[TASK PROMPT]
Using the data below, copy out all lines with the word "Selected".

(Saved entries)
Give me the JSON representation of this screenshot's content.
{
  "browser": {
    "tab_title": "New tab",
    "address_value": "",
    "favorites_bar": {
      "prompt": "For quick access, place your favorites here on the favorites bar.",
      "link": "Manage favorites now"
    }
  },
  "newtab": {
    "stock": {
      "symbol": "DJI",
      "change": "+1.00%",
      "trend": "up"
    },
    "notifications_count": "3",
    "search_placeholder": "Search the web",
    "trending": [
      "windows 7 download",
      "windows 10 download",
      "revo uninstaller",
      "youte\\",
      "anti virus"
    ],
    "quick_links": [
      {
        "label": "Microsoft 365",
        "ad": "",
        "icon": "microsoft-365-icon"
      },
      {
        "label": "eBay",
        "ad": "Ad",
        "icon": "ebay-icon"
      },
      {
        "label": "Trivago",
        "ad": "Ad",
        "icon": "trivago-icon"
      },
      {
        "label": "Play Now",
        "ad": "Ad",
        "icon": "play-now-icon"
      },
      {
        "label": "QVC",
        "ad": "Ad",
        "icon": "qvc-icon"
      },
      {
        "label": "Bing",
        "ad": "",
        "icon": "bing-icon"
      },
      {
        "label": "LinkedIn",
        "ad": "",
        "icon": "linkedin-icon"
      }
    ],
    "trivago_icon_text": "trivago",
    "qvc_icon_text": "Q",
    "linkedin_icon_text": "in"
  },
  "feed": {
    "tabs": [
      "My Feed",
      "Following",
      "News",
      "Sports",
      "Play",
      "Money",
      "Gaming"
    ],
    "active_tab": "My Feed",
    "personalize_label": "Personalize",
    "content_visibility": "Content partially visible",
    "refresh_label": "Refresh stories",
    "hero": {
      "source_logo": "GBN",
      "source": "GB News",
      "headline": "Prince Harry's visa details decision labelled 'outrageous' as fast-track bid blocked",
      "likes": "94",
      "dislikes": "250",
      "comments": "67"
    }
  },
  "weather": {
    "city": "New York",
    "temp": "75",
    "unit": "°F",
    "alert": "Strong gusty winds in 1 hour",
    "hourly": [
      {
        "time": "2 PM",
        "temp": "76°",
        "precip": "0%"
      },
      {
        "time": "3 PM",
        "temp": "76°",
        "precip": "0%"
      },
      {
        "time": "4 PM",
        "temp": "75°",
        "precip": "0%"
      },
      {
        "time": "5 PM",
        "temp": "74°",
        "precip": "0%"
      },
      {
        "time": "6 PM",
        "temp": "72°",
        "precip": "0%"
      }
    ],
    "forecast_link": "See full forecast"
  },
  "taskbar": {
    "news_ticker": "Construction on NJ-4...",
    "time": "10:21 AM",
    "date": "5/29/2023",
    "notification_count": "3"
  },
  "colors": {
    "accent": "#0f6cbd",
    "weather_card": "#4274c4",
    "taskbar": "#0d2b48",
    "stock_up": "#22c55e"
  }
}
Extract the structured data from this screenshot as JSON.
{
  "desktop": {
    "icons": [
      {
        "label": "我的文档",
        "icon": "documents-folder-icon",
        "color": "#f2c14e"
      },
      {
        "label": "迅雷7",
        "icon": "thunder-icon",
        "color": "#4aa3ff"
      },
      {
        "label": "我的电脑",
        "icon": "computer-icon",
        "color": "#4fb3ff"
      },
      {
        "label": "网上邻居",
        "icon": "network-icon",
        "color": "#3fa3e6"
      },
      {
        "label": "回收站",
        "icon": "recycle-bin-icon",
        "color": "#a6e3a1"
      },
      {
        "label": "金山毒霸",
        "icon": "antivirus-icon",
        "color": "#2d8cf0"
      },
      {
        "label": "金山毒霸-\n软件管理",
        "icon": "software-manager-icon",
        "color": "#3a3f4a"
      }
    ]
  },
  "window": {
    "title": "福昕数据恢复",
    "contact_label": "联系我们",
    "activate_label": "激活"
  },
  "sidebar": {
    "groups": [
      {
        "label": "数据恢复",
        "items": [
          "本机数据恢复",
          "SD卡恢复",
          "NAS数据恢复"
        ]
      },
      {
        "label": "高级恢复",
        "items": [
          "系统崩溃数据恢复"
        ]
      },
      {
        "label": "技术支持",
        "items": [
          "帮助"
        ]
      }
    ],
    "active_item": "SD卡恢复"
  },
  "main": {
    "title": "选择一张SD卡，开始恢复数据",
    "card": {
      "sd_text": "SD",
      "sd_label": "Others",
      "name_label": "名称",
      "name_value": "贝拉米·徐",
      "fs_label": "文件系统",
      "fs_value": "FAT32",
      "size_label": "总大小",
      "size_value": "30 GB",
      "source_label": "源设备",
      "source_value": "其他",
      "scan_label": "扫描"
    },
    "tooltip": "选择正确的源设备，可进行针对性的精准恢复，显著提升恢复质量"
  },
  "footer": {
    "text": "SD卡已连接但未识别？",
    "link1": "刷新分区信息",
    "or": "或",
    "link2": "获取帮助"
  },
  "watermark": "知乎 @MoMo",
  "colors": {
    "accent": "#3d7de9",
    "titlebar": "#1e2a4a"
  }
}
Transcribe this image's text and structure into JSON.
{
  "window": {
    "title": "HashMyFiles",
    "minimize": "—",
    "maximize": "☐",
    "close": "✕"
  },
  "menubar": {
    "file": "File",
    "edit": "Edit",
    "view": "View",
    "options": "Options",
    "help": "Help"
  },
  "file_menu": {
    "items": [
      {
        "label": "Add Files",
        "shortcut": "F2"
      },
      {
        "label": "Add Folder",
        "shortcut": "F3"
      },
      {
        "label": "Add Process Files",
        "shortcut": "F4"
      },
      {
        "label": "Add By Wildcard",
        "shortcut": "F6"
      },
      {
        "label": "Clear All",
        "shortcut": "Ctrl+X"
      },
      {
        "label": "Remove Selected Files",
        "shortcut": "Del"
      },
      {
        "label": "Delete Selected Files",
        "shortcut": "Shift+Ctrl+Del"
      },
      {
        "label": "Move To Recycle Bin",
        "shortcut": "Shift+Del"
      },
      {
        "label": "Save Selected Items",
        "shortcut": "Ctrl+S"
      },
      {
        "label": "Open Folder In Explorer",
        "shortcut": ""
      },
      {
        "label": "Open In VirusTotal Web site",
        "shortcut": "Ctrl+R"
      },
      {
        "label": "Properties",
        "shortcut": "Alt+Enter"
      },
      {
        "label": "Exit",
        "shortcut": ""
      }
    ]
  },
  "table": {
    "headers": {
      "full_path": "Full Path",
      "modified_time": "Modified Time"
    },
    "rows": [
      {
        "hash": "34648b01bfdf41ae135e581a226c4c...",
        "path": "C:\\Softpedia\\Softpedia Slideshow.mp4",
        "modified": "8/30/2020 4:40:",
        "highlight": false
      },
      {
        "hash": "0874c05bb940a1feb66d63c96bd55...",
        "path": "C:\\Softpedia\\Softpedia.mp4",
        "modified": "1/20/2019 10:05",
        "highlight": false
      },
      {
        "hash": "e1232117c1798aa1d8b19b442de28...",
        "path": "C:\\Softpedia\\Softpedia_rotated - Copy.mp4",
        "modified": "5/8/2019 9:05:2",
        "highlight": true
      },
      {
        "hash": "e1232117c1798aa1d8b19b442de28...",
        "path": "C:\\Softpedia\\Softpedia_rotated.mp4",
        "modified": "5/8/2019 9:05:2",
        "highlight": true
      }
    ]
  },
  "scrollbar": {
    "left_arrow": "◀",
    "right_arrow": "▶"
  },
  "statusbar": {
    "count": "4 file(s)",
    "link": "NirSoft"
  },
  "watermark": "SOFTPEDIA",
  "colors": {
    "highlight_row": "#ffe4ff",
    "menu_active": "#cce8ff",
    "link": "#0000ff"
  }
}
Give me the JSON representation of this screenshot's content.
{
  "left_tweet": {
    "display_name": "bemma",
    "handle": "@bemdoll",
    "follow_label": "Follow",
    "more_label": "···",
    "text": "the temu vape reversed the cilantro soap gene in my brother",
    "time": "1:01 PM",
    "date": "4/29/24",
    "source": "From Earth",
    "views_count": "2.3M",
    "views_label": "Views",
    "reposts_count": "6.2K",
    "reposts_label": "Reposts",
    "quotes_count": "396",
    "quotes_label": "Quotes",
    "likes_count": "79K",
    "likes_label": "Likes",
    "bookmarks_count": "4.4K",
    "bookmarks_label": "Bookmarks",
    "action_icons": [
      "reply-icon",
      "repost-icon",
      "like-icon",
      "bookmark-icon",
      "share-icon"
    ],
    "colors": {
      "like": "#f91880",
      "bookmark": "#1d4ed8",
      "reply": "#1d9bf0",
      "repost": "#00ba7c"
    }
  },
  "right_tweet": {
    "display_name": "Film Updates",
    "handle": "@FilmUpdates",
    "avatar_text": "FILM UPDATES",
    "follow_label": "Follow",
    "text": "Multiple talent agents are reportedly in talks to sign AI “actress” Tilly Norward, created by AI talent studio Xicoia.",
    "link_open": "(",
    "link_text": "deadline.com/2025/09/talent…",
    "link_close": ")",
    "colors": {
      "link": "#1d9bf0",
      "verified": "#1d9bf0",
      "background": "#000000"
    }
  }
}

[YOUR SOLUTION]
        "label": "Remove Selected Files",
        "label": "Delete Selected Files",
        "label": "Save Selected Items",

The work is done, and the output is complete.